• _Direction_: All of the data below should be written out exactly.

• _Records provided_:

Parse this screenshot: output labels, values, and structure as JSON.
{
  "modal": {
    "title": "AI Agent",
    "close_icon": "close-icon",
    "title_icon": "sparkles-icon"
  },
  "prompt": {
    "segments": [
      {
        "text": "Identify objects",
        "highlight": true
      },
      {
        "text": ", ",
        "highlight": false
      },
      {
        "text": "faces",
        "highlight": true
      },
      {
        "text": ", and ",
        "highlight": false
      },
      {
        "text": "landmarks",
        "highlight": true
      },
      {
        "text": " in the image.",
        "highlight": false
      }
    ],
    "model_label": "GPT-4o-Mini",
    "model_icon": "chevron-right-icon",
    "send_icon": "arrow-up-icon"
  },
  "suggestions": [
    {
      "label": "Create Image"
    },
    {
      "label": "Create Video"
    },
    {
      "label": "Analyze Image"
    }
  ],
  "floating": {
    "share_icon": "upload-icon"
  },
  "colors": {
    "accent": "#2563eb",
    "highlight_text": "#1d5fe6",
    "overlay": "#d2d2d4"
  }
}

• _Answer_:
Parse this screenshot: output labels, values, and structure as JSON.
{
  "modal": {
    "title": "AI Agent",
    "close_icon": "close-icon",
    "title_icon": "sparkles-icon"
  },
  "prompt": {
    "segments": [
      {
        "text": "Identify objects",
        "highlight": true
      },
      {
        "text": ", ",
        "highlight": false
      },
      {
        "text": "faces",
        "highlight": true
      },
      {
        "text": ", and ",
        "highlight": false
      },
      {
        "text": "landmarks",
        "highlight": true
      },
      {
        "text": " in the image.",
        "highlight": false
      }
    ],
    "model_label": "GPT-4o-Mini",
    "model_icon": "chevron-right-icon",
    "send_icon": "arrow-up-icon"
  },
  "suggestions": [
    {
      "label": "Create Image"
    },
    {
      "label": "Create Video"
    },
    {
      "label": "Analyze Image"
    }
  ],
  "floating": {
    "share_icon": "upload-icon"
  },
  "colors": {
    "accent": "#2563eb",
    "highlight_text": "#1d5fe6",
    "overlay": "#d2d2d4"
  }
}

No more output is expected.